**GIVEN REQUEST:** Copy all the entries below exactly, but not the pictures.

---*---

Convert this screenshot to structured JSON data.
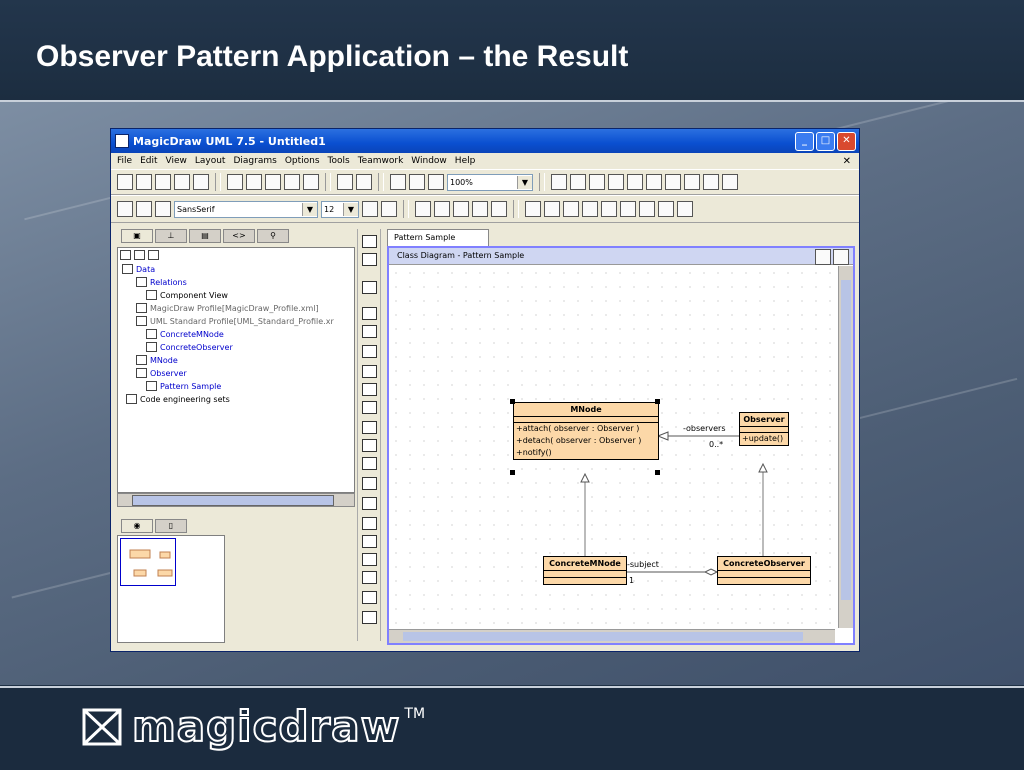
{
  "slide": {
    "title": "Observer Pattern Application – the Result",
    "logo_text": "magicdraw",
    "trademark": "TM"
  },
  "window": {
    "title": "MagicDraw UML 7.5 - Untitled1",
    "buttons": {
      "minimize": "_",
      "maximize": "□",
      "close": "✕"
    }
  },
  "menu": {
    "items": [
      "File",
      "Edit",
      "View",
      "Layout",
      "Diagrams",
      "Options",
      "Tools",
      "Teamwork",
      "Window",
      "Help"
    ],
    "close_glyph": "✕"
  },
  "toolbar": {
    "zoom": "100%",
    "font": "SansSerif",
    "font_size": "12"
  },
  "tree": {
    "items": [
      {
        "label": "Data",
        "color": "#0000cc"
      },
      {
        "label": "Relations",
        "color": "#0000cc"
      },
      {
        "label": "Component View",
        "color": "#000000"
      },
      {
        "label": "MagicDraw Profile[MagicDraw_Profile.xml]",
        "color": "#666666"
      },
      {
        "label": "UML Standard Profile[UML_Standard_Profile.xr",
        "color": "#666666"
      },
      {
        "label": "ConcreteMNode",
        "color": "#0000cc"
      },
      {
        "label": "ConcreteObserver",
        "color": "#0000cc"
      },
      {
        "label": "MNode",
        "color": "#0000cc"
      },
      {
        "label": "Observer",
        "color": "#0000cc"
      },
      {
        "label": "Pattern Sample",
        "color": "#0000cc"
      },
      {
        "label": "Code engineering sets",
        "color": "#000000"
      }
    ]
  },
  "diagram": {
    "tab_label": "Pattern Sample",
    "title": "Class Diagram - Pattern Sample",
    "classes": {
      "mnode": {
        "name": "MNode",
        "operations": [
          "+attach( observer : Observer )",
          "+detach( observer : Observer )",
          "+notify()"
        ]
      },
      "observer": {
        "name": "Observer",
        "operations": [
          "+update()"
        ]
      },
      "concrete_mnode": {
        "name": "ConcreteMNode"
      },
      "concrete_observer": {
        "name": "ConcreteObserver"
      }
    },
    "associations": {
      "observers_role": "-observers",
      "observers_mult": "0..*",
      "subject_role": "-subject",
      "subject_mult": "1"
    }
  },
  "colors": {
    "class_fill": "#fcd8a8",
    "title_bar": "#0a4fd0",
    "slide_header": "#1f3145"
  }
}
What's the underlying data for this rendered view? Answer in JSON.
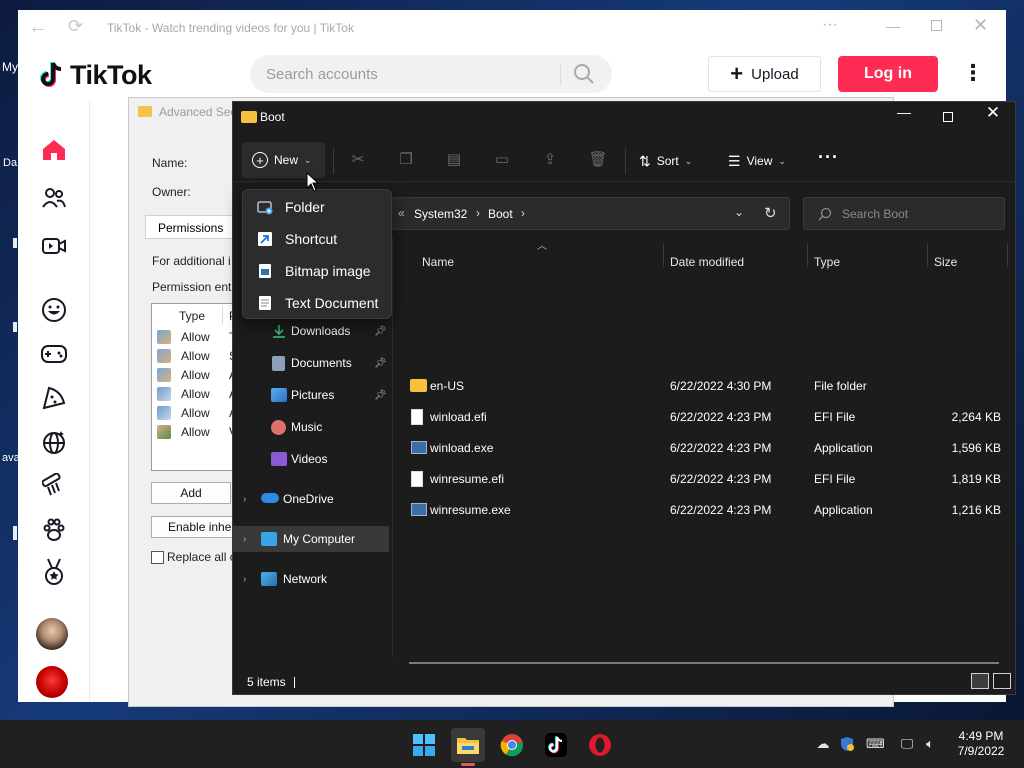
{
  "desktop": {
    "labels": [
      "My",
      "Da",
      "ava"
    ]
  },
  "tiktok": {
    "window_title": "TikTok - Watch trending videos for you | TikTok",
    "brand": "TikTok",
    "search_placeholder": "Search accounts",
    "upload_label": "Upload",
    "login_label": "Log in",
    "nav_icons": [
      "home-icon",
      "following-icon",
      "live-icon",
      "emoji-icon",
      "gaming-icon",
      "food-icon",
      "globe-icon",
      "comb-icon",
      "pet-icon",
      "medal-icon"
    ],
    "accent": "#fe2c55"
  },
  "advanced_security": {
    "title": "Advanced Sec",
    "name_label": "Name:",
    "owner_label": "Owner:",
    "tab_permissions": "Permissions",
    "additional_text": "For additional i",
    "entries_label": "Permission entr",
    "col_type": "Type",
    "col_p": "P",
    "entries": [
      {
        "type": "Allow",
        "p": "T"
      },
      {
        "type": "Allow",
        "p": "S"
      },
      {
        "type": "Allow",
        "p": "A"
      },
      {
        "type": "Allow",
        "p": "A"
      },
      {
        "type": "Allow",
        "p": "A"
      },
      {
        "type": "Allow",
        "p": "V"
      }
    ],
    "add_button": "Add",
    "enable_button": "Enable inhe",
    "replace_label": "Replace all c"
  },
  "explorer": {
    "title": "Boot",
    "toolbar": {
      "new_label": "New",
      "sort_label": "Sort",
      "view_label": "View"
    },
    "breadcrumbs": [
      "System32",
      "Boot"
    ],
    "search_placeholder": "Search Boot",
    "new_menu": [
      {
        "label": "Folder",
        "icon": "new-folder-icon"
      },
      {
        "label": "Shortcut",
        "icon": "shortcut-icon"
      },
      {
        "label": "Bitmap image",
        "icon": "bitmap-icon"
      },
      {
        "label": "Text Document",
        "icon": "text-document-icon"
      }
    ],
    "nav": [
      {
        "label": "Downloads",
        "pinned": true
      },
      {
        "label": "Documents",
        "pinned": true
      },
      {
        "label": "Pictures",
        "pinned": true
      },
      {
        "label": "Music",
        "pinned": false
      },
      {
        "label": "Videos",
        "pinned": false
      },
      {
        "label": "OneDrive",
        "pinned": false
      },
      {
        "label": "My Computer",
        "pinned": false
      },
      {
        "label": "Network",
        "pinned": false
      }
    ],
    "columns": [
      "Name",
      "Date modified",
      "Type",
      "Size"
    ],
    "files": [
      {
        "name": "en-US",
        "date": "6/22/2022 4:30 PM",
        "type": "File folder",
        "size": "",
        "kind": "folder"
      },
      {
        "name": "winload.efi",
        "date": "6/22/2022 4:23 PM",
        "type": "EFI File",
        "size": "2,264 KB",
        "kind": "file"
      },
      {
        "name": "winload.exe",
        "date": "6/22/2022 4:23 PM",
        "type": "Application",
        "size": "1,596 KB",
        "kind": "app"
      },
      {
        "name": "winresume.efi",
        "date": "6/22/2022 4:23 PM",
        "type": "EFI File",
        "size": "1,819 KB",
        "kind": "file"
      },
      {
        "name": "winresume.exe",
        "date": "6/22/2022 4:23 PM",
        "type": "Application",
        "size": "1,216 KB",
        "kind": "app"
      }
    ],
    "status": "5 items"
  },
  "taskbar": {
    "apps": [
      "windows-start-icon",
      "file-explorer-icon",
      "chrome-icon",
      "tiktok-icon",
      "opera-icon"
    ],
    "time": "4:49 PM",
    "date": "7/9/2022"
  }
}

---*---

**EXERCISE RESPONSE:**
Convert this screenshot to structured JSON data.
{
  "slide": {
    "title": "Observer Pattern Application – the Result",
    "logo_text": "magicdraw",
    "trademark": "TM"
  },
  "window": {
    "title": "MagicDraw UML 7.5 - Untitled1",
    "buttons": {
      "minimize": "_",
      "maximize": "□",
      "close": "✕"
    }
  },
  "menu": {
    "items": [
      "File",
      "Edit",
      "View",
      "Layout",
      "Diagrams",
      "Options",
      "Tools",
      "Teamwork",
      "Window",
      "Help"
    ],
    "close_glyph": "✕"
  },
  "toolbar": {
    "zoom": "100%",
    "font": "SansSerif",
    "font_size": "12"
  },
  "tree": {
    "items": [
      {
        "label": "Data",
        "color": "#0000cc"
      },
      {
        "label": "Relations",
        "color": "#0000cc"
      },
      {
        "label": "Component View",
        "color": "#000000"
      },
      {
        "label": "MagicDraw Profile[MagicDraw_Profile.xml]",
        "color": "#666666"
      },
      {
        "label": "UML Standard Profile[UML_Standard_Profile.xr",
        "color": "#666666"
      },
      {
        "label": "ConcreteMNode",
        "color": "#0000cc"
      },
      {
        "label": "ConcreteObserver",
        "color": "#0000cc"
      },
      {
        "label": "MNode",
        "color": "#0000cc"
      },
      {
        "label": "Observer",
        "color": "#0000cc"
      },
      {
        "label": "Pattern Sample",
        "color": "#0000cc"
      },
      {
        "label": "Code engineering sets",
        "color": "#000000"
      }
    ]
  },
  "diagram": {
    "tab_label": "Pattern Sample",
    "title": "Class Diagram - Pattern Sample",
    "classes": {
      "mnode": {
        "name": "MNode",
        "operations": [
          "+attach( observer : Observer )",
          "+detach( observer : Observer )",
          "+notify()"
        ]
      },
      "observer": {
        "name": "Observer",
        "operations": [
          "+update()"
        ]
      },
      "concrete_mnode": {
        "name": "ConcreteMNode"
      },
      "concrete_observer": {
        "name": "ConcreteObserver"
      }
    },
    "associations": {
      "observers_role": "-observers",
      "observers_mult": "0..*",
      "subject_role": "-subject",
      "subject_mult": "1"
    }
  },
  "colors": {
    "class_fill": "#fcd8a8",
    "title_bar": "#0a4fd0",
    "slide_header": "#1f3145"
  }
}
What's the underlying data for this rendered view? Answer in JSON.
{
  "desktop": {
    "labels": [
      "My",
      "Da",
      "ava"
    ]
  },
  "tiktok": {
    "window_title": "TikTok - Watch trending videos for you | TikTok",
    "brand": "TikTok",
    "search_placeholder": "Search accounts",
    "upload_label": "Upload",
    "login_label": "Log in",
    "nav_icons": [
      "home-icon",
      "following-icon",
      "live-icon",
      "emoji-icon",
      "gaming-icon",
      "food-icon",
      "globe-icon",
      "comb-icon",
      "pet-icon",
      "medal-icon"
    ],
    "accent": "#fe2c55"
  },
  "advanced_security": {
    "title": "Advanced Sec",
    "name_label": "Name:",
    "owner_label": "Owner:",
    "tab_permissions": "Permissions",
    "additional_text": "For additional i",
    "entries_label": "Permission entr",
    "col_type": "Type",
    "col_p": "P",
    "entries": [
      {
        "type": "Allow",
        "p": "T"
      },
      {
        "type": "Allow",
        "p": "S"
      },
      {
        "type": "Allow",
        "p": "A"
      },
      {
        "type": "Allow",
        "p": "A"
      },
      {
        "type": "Allow",
        "p": "A"
      },
      {
        "type": "Allow",
        "p": "V"
      }
    ],
    "add_button": "Add",
    "enable_button": "Enable inhe",
    "replace_label": "Replace all c"
  },
  "explorer": {
    "title": "Boot",
    "toolbar": {
      "new_label": "New",
      "sort_label": "Sort",
      "view_label": "View"
    },
    "breadcrumbs": [
      "System32",
      "Boot"
    ],
    "search_placeholder": "Search Boot",
    "new_menu": [
      {
        "label": "Folder",
        "icon": "new-folder-icon"
      },
      {
        "label": "Shortcut",
        "icon": "shortcut-icon"
      },
      {
        "label": "Bitmap image",
        "icon": "bitmap-icon"
      },
      {
        "label": "Text Document",
        "icon": "text-document-icon"
      }
    ],
    "nav": [
      {
        "label": "Downloads",
        "pinned": true
      },
      {
        "label": "Documents",
        "pinned": true
      },
      {
        "label": "Pictures",
        "pinned": true
      },
      {
        "label": "Music",
        "pinned": false
      },
      {
        "label": "Videos",
        "pinned": false
      },
      {
        "label": "OneDrive",
        "pinned": false
      },
      {
        "label": "My Computer",
        "pinned": false
      },
      {
        "label": "Network",
        "pinned": false
      }
    ],
    "columns": [
      "Name",
      "Date modified",
      "Type",
      "Size"
    ],
    "files": [
      {
        "name": "en-US",
        "date": "6/22/2022 4:30 PM",
        "type": "File folder",
        "size": "",
        "kind": "folder"
      },
      {
        "name": "winload.efi",
        "date": "6/22/2022 4:23 PM",
        "type": "EFI File",
        "size": "2,264 KB",
        "kind": "file"
      },
      {
        "name": "winload.exe",
        "date": "6/22/2022 4:23 PM",
        "type": "Application",
        "size": "1,596 KB",
        "kind": "app"
      },
      {
        "name": "winresume.efi",
        "date": "6/22/2022 4:23 PM",
        "type": "EFI File",
        "size": "1,819 KB",
        "kind": "file"
      },
      {
        "name": "winresume.exe",
        "date": "6/22/2022 4:23 PM",
        "type": "Application",
        "size": "1,216 KB",
        "kind": "app"
      }
    ],
    "status": "5 items"
  },
  "taskbar": {
    "apps": [
      "windows-start-icon",
      "file-explorer-icon",
      "chrome-icon",
      "tiktok-icon",
      "opera-icon"
    ],
    "time": "4:49 PM",
    "date": "7/9/2022"
  }
}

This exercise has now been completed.